

    - si les hommes des premiers âges, encore proches du monde animal, étaient doués d'un instinct très développé, on expliquera difficilement qu'ils aient pu absorber des toxiques en guise de nourriture. Il semble en effet que les animaux non domestiqués ne s'empoisonnent pas avec des plantes vénéneuses, ni n'attaquent certains animaux, à moins qu'ils ne soient immunisés contre leur venin. Il en serait de même pour les animaux domestiques, tout au moins lorsqu'ils jouissent d'un régime de semi-liberté.


    - l'observation du comportement animal pourrait effectivement être instructive si le phénomène de l'automédication n'était pas un fait rare, voire anecdotique, comme il semblerait.


    Cela pose alors le problème des vraies origines de l'emploi des remèdes médicinaux. Nous verrons que l'homme de tradition a tenté de répondre d'une toute autre manière à cette question.


    Pour la pensée rationaliste contemporaine, si une bête ou un troupeau est malade, cela est dû à un empoisonnement ou à la présence de germes pathogènes, éventuellement à un manque de soin. La mentalité traditionnelle, dans un cas semblable, fournira une explication d'un tout autre ordre : la maladie vient du fait qu'on a transgressé, sans même le savoir, un interdit ou que quelqu'un a jeté un sort. Dans tous les cas de figure, quelque part, l'ordre naturel des choses a été dérangé. On ira donc quérir celui qui sait, qui connaît les moyens de rétablir l'ordre naturel : il s'agira du devin, du guérisseur ou du sorcier lui-même.

**Données extraites**
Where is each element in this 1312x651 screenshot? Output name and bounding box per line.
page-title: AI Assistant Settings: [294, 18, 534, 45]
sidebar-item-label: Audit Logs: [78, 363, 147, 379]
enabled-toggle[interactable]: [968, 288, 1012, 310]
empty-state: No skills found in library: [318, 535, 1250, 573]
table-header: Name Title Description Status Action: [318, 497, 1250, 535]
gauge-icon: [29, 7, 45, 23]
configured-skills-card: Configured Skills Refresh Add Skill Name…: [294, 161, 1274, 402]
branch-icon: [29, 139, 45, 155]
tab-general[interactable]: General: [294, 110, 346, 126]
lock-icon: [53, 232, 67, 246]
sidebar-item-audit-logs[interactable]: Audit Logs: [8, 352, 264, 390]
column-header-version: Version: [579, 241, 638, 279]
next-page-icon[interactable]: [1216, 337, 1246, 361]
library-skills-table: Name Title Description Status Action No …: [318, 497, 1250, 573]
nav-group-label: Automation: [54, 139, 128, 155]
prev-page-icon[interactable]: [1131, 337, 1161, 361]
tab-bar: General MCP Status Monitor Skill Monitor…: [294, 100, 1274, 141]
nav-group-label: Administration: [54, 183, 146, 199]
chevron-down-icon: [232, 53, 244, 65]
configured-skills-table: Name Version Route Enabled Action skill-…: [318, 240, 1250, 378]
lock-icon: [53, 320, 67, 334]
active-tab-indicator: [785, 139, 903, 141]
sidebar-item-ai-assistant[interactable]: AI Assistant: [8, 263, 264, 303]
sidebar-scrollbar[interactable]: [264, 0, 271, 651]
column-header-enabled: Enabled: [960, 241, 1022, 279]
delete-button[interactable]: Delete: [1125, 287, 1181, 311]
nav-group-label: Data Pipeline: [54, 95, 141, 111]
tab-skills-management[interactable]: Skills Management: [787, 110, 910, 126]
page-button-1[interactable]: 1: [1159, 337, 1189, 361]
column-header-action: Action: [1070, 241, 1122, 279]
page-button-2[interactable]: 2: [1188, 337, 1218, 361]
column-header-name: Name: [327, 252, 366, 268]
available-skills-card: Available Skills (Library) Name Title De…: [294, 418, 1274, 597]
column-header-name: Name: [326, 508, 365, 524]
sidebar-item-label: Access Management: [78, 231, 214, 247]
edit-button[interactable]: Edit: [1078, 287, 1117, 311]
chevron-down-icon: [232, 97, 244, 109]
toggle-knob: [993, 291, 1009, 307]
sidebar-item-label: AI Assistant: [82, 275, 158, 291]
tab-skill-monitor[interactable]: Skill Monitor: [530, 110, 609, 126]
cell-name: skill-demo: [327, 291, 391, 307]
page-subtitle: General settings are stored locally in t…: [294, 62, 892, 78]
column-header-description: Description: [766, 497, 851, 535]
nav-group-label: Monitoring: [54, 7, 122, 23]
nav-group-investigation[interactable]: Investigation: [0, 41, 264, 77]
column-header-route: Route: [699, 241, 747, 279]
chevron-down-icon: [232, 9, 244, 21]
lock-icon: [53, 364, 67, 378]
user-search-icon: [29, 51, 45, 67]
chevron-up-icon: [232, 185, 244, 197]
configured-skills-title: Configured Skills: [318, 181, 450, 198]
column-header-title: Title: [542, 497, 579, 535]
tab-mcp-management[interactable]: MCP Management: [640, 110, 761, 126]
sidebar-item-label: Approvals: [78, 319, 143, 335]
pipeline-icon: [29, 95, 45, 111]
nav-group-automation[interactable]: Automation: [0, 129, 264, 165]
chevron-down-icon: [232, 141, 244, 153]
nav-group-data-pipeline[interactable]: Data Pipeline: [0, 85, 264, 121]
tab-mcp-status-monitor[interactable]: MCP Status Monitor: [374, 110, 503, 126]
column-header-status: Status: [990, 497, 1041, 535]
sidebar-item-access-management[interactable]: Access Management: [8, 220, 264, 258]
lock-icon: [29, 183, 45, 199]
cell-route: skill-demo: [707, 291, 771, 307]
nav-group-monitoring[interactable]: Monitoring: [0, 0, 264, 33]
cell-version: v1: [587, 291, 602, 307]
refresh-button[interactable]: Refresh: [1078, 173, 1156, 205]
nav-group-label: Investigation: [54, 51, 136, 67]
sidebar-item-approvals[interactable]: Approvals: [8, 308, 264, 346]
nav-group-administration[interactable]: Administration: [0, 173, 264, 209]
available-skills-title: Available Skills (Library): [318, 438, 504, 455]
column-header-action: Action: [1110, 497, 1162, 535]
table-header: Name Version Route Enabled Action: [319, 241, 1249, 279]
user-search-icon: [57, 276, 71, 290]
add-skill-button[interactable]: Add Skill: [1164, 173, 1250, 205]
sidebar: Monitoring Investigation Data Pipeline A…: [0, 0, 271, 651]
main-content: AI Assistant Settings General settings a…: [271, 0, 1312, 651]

**Série d'exercices**
[A] Répondez à ces questions sur le texte consacré aux remèdes médicinaux :
(i) Avec quoi les animaux non domestiqués ne s'empoisonnent-ils pas ?
(ii) À quoi la pensée rationaliste contemporaine attribue-t-elle la maladie d'une bête ou d'un troupeau ?
(iii) Qui va-t-on chercher pour rétablir l'ordre naturel des choses ?
[B] Prolongez le texte consacré aux remèdes médicinaux à la suite de sa dernière phrase.

**Résultats**
[A]
(i) Avec des plantes vénéneuses.
(ii) À un empoisonnement ou à la présence de germes pathogènes, éventuellement à un manque de soin.
(iii) Le devin, le guérisseur ou le sorcier lui-même.

[B]
    Le statut du guérisseur apparaît parfois comme ambigu, selon l'adage paysan : "Qui peut le mal, peut le bien, et qui peut le bien, peut le mal". Or où se situe exactement la limite, entre bien et mal ? La pensée traditionnelle n'est pas dualiste, car, pour elle, "En Dieu, l'Unique, il n'y a pas de division". Ce n'est qu'à partir du XIIe siècle que l'on peut assister au développement d'une pensée dualiste, d'ailleurs déjà en germe dans les écrits de certains pères latins des IIe et IVe siècles. Par la suite, le développement de la pensée scolastique conduit à une modification profonde de la vision théologique de l'église en matière d'anthropologie religieuse et d'angélologie, ce qui aura une répercussion lente mais profonde dans la conception populaire :


    - l'antinomie entre transcendance et immanence divine disparaît. Dieu et les anges n'échappent pas à un certain anthropomorphisme, les saints deviennent parfois envieux, et il ne convient pas de les déranger pour rien : "Il est moins risqué de s'adresser au Bon Dieu qu'aux Saints", disent certains tradipraticiens, situant celui-ci dans une transcendance somme toutes rassurante, alors que ceux-là, considérés comme de véritables puissances intermédiaires immanentes, semblent avoir conservé dans l'au-delà les caractéristiques psychologiques des humains qu'ils ont été en ce monde.

    - Le dualisme s'impose : le Diable, vaincu par le Christ ressuscité des premiers siècles, se redresse et devient presque aussi puissant que Dieu lui-même. On oppose le corps, vil réceptacle, à l'âme, abandonnant ainsi l'antique conception triadique de la constitution de l'être humain, corps - âme - esprit.

    - Le fondamentalisme s'installe : les symboles pris au sens littéral ne peuvent plus, par là même, aider à la compréhension d'une réalité supérieure.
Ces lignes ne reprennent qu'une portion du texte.